*Source records*
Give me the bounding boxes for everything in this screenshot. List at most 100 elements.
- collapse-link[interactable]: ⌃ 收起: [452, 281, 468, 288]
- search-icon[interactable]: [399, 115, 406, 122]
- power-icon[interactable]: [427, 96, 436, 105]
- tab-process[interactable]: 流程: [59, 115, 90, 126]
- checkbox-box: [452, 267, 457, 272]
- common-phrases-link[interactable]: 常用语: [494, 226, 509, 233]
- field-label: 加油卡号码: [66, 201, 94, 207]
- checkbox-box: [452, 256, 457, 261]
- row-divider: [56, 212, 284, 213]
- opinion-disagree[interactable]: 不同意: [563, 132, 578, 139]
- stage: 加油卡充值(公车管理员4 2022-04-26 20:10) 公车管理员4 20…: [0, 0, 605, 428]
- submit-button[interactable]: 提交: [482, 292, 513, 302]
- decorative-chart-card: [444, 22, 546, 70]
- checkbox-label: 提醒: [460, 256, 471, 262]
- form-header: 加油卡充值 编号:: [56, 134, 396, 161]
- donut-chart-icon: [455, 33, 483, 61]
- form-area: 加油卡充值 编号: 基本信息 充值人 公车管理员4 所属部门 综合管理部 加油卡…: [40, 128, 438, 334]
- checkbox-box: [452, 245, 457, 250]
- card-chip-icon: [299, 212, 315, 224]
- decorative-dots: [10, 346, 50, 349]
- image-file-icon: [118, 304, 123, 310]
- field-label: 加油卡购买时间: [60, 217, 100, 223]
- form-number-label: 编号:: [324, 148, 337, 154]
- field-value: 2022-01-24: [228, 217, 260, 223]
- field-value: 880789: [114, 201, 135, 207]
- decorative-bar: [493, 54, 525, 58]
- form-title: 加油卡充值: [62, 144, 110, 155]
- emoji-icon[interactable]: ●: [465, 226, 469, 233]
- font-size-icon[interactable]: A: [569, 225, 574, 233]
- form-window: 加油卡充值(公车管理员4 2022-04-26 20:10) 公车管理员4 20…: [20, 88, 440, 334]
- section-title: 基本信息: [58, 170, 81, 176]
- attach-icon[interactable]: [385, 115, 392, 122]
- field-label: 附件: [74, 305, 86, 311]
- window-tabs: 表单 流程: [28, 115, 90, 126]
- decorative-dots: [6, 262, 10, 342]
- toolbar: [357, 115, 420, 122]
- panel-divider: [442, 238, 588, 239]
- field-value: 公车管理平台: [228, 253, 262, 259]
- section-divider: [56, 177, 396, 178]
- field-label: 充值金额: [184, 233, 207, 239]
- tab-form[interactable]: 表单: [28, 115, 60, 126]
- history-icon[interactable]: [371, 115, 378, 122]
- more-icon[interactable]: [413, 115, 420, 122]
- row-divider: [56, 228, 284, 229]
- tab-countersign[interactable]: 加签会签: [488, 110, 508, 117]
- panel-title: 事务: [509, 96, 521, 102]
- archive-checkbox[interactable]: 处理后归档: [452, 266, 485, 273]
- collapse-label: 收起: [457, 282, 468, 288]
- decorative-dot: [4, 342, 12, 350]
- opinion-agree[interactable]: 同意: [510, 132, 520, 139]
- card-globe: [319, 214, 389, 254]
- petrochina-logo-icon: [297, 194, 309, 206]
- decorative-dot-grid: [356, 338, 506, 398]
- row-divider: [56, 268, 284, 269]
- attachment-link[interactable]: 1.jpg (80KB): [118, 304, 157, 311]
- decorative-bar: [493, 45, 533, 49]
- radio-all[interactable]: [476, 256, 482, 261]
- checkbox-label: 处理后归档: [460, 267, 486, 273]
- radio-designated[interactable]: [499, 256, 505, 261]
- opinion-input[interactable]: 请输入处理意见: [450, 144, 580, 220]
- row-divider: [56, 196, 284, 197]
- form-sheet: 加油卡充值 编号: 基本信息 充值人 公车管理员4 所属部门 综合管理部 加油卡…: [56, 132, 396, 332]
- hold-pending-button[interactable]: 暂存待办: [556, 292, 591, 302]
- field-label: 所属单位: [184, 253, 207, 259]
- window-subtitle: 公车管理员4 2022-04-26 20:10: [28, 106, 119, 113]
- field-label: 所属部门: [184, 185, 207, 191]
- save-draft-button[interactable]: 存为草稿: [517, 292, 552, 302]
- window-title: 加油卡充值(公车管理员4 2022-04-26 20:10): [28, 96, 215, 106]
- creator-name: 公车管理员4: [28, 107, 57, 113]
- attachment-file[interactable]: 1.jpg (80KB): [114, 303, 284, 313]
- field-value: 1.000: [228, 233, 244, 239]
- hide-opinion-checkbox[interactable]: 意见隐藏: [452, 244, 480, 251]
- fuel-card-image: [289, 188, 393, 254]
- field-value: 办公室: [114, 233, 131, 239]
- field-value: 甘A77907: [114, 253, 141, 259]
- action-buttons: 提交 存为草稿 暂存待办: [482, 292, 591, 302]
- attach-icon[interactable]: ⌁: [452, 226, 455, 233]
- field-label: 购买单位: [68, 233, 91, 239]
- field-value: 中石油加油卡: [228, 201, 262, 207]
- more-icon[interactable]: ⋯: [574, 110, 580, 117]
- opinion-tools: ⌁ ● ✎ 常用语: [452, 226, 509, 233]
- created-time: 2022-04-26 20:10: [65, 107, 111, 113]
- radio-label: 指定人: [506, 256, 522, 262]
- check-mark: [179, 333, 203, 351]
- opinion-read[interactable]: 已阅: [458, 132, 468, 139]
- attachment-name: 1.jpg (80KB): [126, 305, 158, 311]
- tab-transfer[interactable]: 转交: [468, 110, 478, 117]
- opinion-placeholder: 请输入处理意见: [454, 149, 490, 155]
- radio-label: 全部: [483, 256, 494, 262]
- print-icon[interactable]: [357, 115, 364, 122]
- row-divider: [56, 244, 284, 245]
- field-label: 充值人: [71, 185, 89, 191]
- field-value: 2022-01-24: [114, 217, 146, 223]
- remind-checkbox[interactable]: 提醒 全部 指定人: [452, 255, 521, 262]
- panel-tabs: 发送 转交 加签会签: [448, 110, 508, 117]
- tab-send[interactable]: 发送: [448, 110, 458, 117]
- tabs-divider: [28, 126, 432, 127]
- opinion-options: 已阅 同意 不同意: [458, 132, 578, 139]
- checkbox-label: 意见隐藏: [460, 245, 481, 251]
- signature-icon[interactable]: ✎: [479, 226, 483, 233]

*Written instruction*
Put everything from the start of the data down to and including the line containing "- row-divider: [56, 212, 284, 213]" into a numbered list, leaving out any blank lines.

*Exercise solution*
1. Give me the bounding boxes for everything in this screenshot. List at most 100 elements.
2. - collapse-link[interactable]: ⌃ 收起: [452, 281, 468, 288]
3. - search-icon[interactable]: [399, 115, 406, 122]
4. - power-icon[interactable]: [427, 96, 436, 105]
5. - tab-process[interactable]: 流程: [59, 115, 90, 126]
6. - checkbox-box: [452, 267, 457, 272]
7. - common-phrases-link[interactable]: 常用语: [494, 226, 509, 233]
8. - field-label: 加油卡号码: [66, 201, 94, 207]
9. - checkbox-box: [452, 256, 457, 261]
10. - row-divider: [56, 212, 284, 213]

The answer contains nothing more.